### Task statement:
Write out a passage from the global warming text word for word. Begin at the words "Photo courtesy of" and stop after "leads to difficulties.".

### Text provided:
[start]

Photo courtesy of Apollo 17 astronaut Harrison Schmitt and Earth Sciences
and Image Analysis Laboratory, NASA Johnson Space Center.
A: Global warming is often defined as "the observed increase in the mean
(average) temperature of the Earth's atmosphere and oceans in recent decades,"
which, unfortunately, leads to difficulties.
I am indebted to physicist and meteorologist
Craig
Bohren, distinguished professor emeritus at the Pennsylvania State
University for sorting out problems, biases, and what objective answers that
exist.
This is his answer:
| Discussion: First off, let me say I
consider the concept of a global mean temperature to be somewhat dubious,
and I say so in my recent book (with Eugene Clothiaux) Fundamentals of
Atmospheric Radiation. A single number cannot adequately capture climate
change. This number, as I see it, is aimed mostly at politicians and
journalists. The issue of global warming is extremely complicated, and it
transcends science. Views on global warming are as much determined by
political and religious biases as by science. No one comes to the table
about this issue without biases. So I'll state some of mine.
My biases: The pronouncements of climate modelers, who don't do
experiments, don't make observations, don't even confect theories, but
rather play computer games using huge programs containing dozens of separate
components the details of which they may be largely ignorant, don't move me.

[end]

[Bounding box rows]

[start]

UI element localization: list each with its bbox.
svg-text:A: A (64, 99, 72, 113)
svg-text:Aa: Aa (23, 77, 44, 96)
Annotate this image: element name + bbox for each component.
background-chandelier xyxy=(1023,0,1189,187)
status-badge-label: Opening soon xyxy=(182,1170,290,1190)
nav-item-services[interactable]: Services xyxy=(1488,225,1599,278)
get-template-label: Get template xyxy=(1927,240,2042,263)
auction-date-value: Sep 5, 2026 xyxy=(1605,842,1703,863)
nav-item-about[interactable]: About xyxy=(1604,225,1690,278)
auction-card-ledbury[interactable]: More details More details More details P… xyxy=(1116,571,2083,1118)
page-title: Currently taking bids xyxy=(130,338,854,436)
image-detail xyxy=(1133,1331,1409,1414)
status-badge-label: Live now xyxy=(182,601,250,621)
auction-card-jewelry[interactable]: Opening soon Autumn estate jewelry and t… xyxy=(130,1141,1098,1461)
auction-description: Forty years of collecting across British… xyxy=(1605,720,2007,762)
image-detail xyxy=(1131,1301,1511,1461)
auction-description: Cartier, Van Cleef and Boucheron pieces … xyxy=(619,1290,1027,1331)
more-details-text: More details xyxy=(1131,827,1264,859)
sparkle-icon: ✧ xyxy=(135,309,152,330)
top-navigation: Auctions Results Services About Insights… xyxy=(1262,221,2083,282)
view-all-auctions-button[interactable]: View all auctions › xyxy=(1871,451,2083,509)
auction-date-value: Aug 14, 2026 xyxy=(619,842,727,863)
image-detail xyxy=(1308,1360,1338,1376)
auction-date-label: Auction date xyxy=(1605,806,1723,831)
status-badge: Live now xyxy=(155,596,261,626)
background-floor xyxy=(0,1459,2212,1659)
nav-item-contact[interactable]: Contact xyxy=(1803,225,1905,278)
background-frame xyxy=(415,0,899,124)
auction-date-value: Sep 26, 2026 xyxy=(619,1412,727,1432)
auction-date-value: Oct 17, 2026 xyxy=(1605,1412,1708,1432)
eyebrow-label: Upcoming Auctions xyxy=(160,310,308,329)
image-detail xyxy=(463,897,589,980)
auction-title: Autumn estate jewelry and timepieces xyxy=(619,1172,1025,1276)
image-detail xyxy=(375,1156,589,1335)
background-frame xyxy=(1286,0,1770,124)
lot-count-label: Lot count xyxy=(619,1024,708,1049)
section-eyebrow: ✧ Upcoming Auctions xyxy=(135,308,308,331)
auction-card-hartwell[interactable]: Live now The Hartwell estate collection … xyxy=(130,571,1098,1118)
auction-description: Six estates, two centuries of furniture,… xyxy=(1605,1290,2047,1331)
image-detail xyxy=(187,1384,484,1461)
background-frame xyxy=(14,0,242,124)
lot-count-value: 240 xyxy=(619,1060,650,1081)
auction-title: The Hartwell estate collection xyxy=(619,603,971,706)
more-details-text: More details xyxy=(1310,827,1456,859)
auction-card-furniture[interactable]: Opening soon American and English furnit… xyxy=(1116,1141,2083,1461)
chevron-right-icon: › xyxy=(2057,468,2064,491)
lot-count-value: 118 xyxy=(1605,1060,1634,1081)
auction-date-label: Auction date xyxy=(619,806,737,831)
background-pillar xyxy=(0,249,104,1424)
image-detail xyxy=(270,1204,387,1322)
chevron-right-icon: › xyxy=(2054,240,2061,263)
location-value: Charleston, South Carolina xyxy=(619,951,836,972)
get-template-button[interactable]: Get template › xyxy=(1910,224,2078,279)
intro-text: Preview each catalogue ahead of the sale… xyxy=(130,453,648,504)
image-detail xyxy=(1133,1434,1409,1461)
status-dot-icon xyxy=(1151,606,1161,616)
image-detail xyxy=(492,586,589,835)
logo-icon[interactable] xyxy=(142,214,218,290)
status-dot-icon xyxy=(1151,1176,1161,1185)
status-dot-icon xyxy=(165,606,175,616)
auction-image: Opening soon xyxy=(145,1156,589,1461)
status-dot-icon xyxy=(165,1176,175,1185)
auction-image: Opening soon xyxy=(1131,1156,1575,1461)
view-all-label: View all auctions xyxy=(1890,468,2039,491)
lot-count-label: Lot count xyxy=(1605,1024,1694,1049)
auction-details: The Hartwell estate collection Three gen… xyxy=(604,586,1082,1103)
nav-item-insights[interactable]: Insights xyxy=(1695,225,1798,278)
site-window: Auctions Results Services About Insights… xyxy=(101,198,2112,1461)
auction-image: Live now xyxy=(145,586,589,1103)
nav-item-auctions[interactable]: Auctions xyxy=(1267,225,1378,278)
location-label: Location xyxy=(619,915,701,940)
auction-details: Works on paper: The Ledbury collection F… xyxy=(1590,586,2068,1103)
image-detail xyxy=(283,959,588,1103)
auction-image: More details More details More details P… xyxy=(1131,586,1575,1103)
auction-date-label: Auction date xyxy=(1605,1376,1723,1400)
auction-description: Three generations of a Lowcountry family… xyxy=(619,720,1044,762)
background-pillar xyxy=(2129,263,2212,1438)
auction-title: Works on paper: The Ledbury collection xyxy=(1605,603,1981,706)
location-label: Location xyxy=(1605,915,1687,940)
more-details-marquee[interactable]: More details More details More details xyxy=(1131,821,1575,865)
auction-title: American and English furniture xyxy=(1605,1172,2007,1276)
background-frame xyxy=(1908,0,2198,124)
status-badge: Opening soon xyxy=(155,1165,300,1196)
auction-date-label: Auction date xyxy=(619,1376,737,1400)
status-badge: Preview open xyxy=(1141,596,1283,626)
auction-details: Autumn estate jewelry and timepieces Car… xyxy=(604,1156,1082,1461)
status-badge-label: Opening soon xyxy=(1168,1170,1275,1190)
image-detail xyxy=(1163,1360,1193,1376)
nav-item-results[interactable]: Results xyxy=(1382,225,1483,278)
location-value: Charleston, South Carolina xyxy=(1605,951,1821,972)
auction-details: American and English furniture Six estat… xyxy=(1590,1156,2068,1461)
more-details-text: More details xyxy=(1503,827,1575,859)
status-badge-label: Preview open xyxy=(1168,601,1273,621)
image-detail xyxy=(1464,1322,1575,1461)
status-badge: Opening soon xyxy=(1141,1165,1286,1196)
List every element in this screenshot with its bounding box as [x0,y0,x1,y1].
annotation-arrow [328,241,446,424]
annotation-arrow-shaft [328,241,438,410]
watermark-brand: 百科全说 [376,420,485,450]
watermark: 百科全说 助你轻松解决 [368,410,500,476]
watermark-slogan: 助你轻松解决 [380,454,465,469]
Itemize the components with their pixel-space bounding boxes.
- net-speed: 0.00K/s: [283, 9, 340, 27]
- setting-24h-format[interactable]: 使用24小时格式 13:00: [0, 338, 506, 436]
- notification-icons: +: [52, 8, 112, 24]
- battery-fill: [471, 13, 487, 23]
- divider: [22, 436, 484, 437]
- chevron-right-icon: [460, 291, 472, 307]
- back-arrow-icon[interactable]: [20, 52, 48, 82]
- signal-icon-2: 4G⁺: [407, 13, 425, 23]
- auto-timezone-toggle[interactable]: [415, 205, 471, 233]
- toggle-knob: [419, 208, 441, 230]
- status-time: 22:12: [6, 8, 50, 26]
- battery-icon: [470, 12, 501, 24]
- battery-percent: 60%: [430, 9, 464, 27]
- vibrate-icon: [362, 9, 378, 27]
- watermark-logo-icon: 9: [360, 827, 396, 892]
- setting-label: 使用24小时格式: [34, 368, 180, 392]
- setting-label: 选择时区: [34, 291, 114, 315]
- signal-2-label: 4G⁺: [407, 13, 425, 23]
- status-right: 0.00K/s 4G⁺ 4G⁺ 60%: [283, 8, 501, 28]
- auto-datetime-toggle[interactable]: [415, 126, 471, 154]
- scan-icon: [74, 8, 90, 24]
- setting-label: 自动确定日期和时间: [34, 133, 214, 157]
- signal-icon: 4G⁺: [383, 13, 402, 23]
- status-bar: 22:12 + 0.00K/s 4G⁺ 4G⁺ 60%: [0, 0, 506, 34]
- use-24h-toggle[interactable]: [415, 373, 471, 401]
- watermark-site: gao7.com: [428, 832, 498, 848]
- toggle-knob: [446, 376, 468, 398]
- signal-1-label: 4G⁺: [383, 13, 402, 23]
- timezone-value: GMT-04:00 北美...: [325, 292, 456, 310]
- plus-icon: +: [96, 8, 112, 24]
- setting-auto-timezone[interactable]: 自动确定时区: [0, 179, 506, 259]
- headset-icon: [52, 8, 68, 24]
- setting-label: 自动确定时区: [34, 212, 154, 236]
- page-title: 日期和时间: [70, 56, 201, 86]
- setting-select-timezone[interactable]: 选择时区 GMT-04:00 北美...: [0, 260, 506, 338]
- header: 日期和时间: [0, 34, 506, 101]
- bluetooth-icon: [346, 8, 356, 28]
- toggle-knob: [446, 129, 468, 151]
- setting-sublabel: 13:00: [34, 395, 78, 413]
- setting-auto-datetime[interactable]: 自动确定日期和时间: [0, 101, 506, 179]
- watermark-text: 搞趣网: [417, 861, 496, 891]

[end]

### Exercise output:
Photo courtesy of Apollo 17 astronaut Harrison Schmitt and Earth Sciences
and Image Analysis Laboratory, NASA Johnson Space Center.
A: Global warming is often defined as "the observed increase in the mean
(average) temperature of the Earth's atmosphere and oceans in recent decades,"
which, unfortunately, leads to difficulties.